:: Your goal ::
Retype every entry in its entirety, without alteration.

:: Records to use ::

• • • •

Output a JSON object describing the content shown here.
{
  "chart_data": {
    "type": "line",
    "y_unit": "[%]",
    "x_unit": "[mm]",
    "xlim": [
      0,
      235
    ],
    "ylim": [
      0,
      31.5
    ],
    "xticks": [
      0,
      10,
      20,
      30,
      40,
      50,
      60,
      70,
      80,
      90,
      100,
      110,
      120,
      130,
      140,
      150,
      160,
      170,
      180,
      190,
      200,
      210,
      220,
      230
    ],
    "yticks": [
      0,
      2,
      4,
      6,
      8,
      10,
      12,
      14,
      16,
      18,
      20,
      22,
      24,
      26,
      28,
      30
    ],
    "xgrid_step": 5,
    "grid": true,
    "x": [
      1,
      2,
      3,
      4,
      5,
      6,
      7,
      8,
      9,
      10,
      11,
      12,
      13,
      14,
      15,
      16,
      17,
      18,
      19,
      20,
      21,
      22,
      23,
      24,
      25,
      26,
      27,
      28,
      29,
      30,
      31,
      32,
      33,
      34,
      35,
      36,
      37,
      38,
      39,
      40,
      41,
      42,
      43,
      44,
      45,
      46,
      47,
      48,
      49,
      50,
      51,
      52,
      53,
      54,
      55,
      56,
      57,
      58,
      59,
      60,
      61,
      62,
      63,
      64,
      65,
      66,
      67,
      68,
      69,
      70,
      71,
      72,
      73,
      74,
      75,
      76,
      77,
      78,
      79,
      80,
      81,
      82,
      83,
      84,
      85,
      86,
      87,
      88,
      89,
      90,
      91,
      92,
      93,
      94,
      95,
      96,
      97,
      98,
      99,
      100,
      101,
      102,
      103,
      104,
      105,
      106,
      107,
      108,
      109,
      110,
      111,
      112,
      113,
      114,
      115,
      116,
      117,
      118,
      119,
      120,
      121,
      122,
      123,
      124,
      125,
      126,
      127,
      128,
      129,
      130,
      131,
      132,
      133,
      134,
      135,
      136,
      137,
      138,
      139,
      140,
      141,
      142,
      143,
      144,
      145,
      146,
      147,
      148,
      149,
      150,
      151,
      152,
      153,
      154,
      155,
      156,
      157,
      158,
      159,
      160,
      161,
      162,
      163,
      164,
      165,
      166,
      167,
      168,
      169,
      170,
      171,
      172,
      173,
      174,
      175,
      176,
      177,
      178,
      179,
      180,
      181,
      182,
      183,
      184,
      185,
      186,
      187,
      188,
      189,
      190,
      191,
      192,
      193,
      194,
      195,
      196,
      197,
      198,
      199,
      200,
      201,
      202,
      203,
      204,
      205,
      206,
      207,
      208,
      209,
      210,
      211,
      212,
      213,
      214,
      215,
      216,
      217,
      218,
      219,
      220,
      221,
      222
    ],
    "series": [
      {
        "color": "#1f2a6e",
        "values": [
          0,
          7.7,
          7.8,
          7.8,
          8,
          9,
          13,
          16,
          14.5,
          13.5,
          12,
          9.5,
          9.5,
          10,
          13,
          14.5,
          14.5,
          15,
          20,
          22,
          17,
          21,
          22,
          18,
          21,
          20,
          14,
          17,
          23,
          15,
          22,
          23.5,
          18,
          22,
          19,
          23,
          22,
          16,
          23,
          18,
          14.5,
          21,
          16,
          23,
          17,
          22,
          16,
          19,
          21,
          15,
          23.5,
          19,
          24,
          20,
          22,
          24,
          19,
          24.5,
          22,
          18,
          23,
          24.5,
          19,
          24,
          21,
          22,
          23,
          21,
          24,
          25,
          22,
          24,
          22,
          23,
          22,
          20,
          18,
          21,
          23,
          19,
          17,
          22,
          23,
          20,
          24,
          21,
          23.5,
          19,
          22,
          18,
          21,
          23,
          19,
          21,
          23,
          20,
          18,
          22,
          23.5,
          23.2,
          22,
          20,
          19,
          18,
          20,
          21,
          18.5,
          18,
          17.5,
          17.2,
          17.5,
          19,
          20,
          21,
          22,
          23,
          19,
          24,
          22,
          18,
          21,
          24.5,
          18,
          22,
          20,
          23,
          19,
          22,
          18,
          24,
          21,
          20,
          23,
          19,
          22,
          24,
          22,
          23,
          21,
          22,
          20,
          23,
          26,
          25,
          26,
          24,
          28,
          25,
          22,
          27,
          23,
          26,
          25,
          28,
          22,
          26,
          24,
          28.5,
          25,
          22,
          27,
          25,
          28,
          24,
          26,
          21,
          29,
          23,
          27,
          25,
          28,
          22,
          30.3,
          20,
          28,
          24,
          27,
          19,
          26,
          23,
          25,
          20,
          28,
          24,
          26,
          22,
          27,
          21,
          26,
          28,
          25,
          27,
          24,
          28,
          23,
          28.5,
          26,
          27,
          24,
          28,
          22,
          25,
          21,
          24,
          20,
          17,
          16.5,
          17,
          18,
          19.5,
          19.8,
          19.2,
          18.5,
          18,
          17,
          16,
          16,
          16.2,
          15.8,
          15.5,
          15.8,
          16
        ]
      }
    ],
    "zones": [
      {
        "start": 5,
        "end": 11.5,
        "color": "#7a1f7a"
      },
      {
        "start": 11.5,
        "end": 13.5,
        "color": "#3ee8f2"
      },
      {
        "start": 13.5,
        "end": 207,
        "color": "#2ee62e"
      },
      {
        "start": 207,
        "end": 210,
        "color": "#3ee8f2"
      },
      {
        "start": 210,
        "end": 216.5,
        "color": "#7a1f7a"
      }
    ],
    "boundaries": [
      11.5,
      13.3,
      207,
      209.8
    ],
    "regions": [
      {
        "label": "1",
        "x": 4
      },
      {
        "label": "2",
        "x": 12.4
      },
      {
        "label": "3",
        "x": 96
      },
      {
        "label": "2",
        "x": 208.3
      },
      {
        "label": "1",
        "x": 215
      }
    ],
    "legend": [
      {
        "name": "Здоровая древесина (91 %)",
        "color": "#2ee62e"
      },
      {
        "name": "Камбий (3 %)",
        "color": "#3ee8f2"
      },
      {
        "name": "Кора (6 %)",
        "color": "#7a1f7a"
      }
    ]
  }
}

• • • •

:: Task answer ::
Output a JSON object describing the content shown here.
{
  "chart_data": {
    "type": "line",
    "y_unit": "[%]",
    "x_unit": "[mm]",
    "xlim": [
      0,
      235
    ],
    "ylim": [
      0,
      31.5
    ],
    "xticks": [
      0,
      10,
      20,
      30,
      40,
      50,
      60,
      70,
      80,
      90,
      100,
      110,
      120,
      130,
      140,
      150,
      160,
      170,
      180,
      190,
      200,
      210,
      220,
      230
    ],
    "yticks": [
      0,
      2,
      4,
      6,
      8,
      10,
      12,
      14,
      16,
      18,
      20,
      22,
      24,
      26,
      28,
      30
    ],
    "xgrid_step": 5,
    "grid": true,
    "x": [
      1,
      2,
      3,
      4,
      5,
      6,
      7,
      8,
      9,
      10,
      11,
      12,
      13,
      14,
      15,
      16,
      17,
      18,
      19,
      20,
      21,
      22,
      23,
      24,
      25,
      26,
      27,
      28,
      29,
      30,
      31,
      32,
      33,
      34,
      35,
      36,
      37,
      38,
      39,
      40,
      41,
      42,
      43,
      44,
      45,
      46,
      47,
      48,
      49,
      50,
      51,
      52,
      53,
      54,
      55,
      56,
      57,
      58,
      59,
      60,
      61,
      62,
      63,
      64,
      65,
      66,
      67,
      68,
      69,
      70,
      71,
      72,
      73,
      74,
      75,
      76,
      77,
      78,
      79,
      80,
      81,
      82,
      83,
      84,
      85,
      86,
      87,
      88,
      89,
      90,
      91,
      92,
      93,
      94,
      95,
      96,
      97,
      98,
      99,
      100,
      101,
      102,
      103,
      104,
      105,
      106,
      107,
      108,
      109,
      110,
      111,
      112,
      113,
      114,
      115,
      116,
      117,
      118,
      119,
      120,
      121,
      122,
      123,
      124,
      125,
      126,
      127,
      128,
      129,
      130,
      131,
      132,
      133,
      134,
      135,
      136,
      137,
      138,
      139,
      140,
      141,
      142,
      143,
      144,
      145,
      146,
      147,
      148,
      149,
      150,
      151,
      152,
      153,
      154,
      155,
      156,
      157,
      158,
      159,
      160,
      161,
      162,
      163,
      164,
      165,
      166,
      167,
      168,
      169,
      170,
      171,
      172,
      173,
      174,
      175,
      176,
      177,
      178,
      179,
      180,
      181,
      182,
      183,
      184,
      185,
      186,
      187,
      188,
      189,
      190,
      191,
      192,
      193,
      194,
      195,
      196,
      197,
      198,
      199,
      200,
      201,
      202,
      203,
      204,
      205,
      206,
      207,
      208,
      209,
      210,
      211,
      212,
      213,
      214,
      215,
      216,
      217,
      218,
      219,
      220,
      221,
      222
    ],
    "series": [
      {
        "color": "#1f2a6e",
        "values": [
          0,
          7.7,
          7.8,
          7.8,
          8,
          9,
          13,
          16,
          14.5,
          13.5,
          12,
          9.5,
          9.5,
          10,
          13,
          14.5,
          14.5,
          15,
          20,
          22,
          17,
          21,
          22,
          18,
          21,
          20,
          14,
          17,
          23,
          15,
          22,
          23.5,
          18,
          22,
          19,
          23,
          22,
          16,
          23,
          18,
          14.5,
          21,
          16,
          23,
          17,
          22,
          16,
          19,
          21,
          15,
          23.5,
          19,
          24,
          20,
          22,
          24,
          19,
          24.5,
          22,
          18,
          23,
          24.5,
          19,
          24,
          21,
          22,
          23,
          21,
          24,
          25,
          22,
          24,
          22,
          23,
          22,
          20,
          18,
          21,
          23,
          19,
          17,
          22,
          23,
          20,
          24,
          21,
          23.5,
          19,
          22,
          18,
          21,
          23,
          19,
          21,
          23,
          20,
          18,
          22,
          23.5,
          23.2,
          22,
          20,
          19,
          18,
          20,
          21,
          18.5,
          18,
          17.5,
          17.2,
          17.5,
          19,
          20,
          21,
          22,
          23,
          19,
          24,
          22,
          18,
          21,
          24.5,
          18,
          22,
          20,
          23,
          19,
          22,
          18,
          24,
          21,
          20,
          23,
          19,
          22,
          24,
          22,
          23,
          21,
          22,
          20,
          23,
          26,
          25,
          26,
          24,
          28,
          25,
          22,
          27,
          23,
          26,
          25,
          28,
          22,
          26,
          24,
          28.5,
          25,
          22,
          27,
          25,
          28,
          24,
          26,
          21,
          29,
          23,
          27,
          25,
          28,
          22,
          30.3,
          20,
          28,
          24,
          27,
          19,
          26,
          23,
          25,
          20,
          28,
          24,
          26,
          22,
          27,
          21,
          26,
          28,
          25,
          27,
          24,
          28,
          23,
          28.5,
          26,
          27,
          24,
          28,
          22,
          25,
          21,
          24,
          20,
          17,
          16.5,
          17,
          18,
          19.5,
          19.8,
          19.2,
          18.5,
          18,
          17,
          16,
          16,
          16.2,
          15.8,
          15.5,
          15.8,
          16
        ]
      }
    ],
    "zones": [
      {
        "start": 5,
        "end": 11.5,
        "color": "#7a1f7a"
      },
      {
        "start": 11.5,
        "end": 13.5,
        "color": "#3ee8f2"
      },
      {
        "start": 13.5,
        "end": 207,
        "color": "#2ee62e"
      },
      {
        "start": 207,
        "end": 210,
        "color": "#3ee8f2"
      },
      {
        "start": 210,
        "end": 216.5,
        "color": "#7a1f7a"
      }
    ],
    "boundaries": [
      11.5,
      13.3,
      207,
      209.8
    ],
    "regions": [
      {
        "label": "1",
        "x": 4
      },
      {
        "label": "2",
        "x": 12.4
      },
      {
        "label": "3",
        "x": 96
      },
      {
        "label": "2",
        "x": 208.3
      },
      {
        "label": "1",
        "x": 215
      }
    ],
    "legend": [
      {
        "name": "Здоровая древесина (91 %)",
        "color": "#2ee62e"
      },
      {
        "name": "Камбий (3 %)",
        "color": "#3ee8f2"
      },
      {
        "name": "Кора (6 %)",
        "color": "#7a1f7a"
      }
    ]
  }
}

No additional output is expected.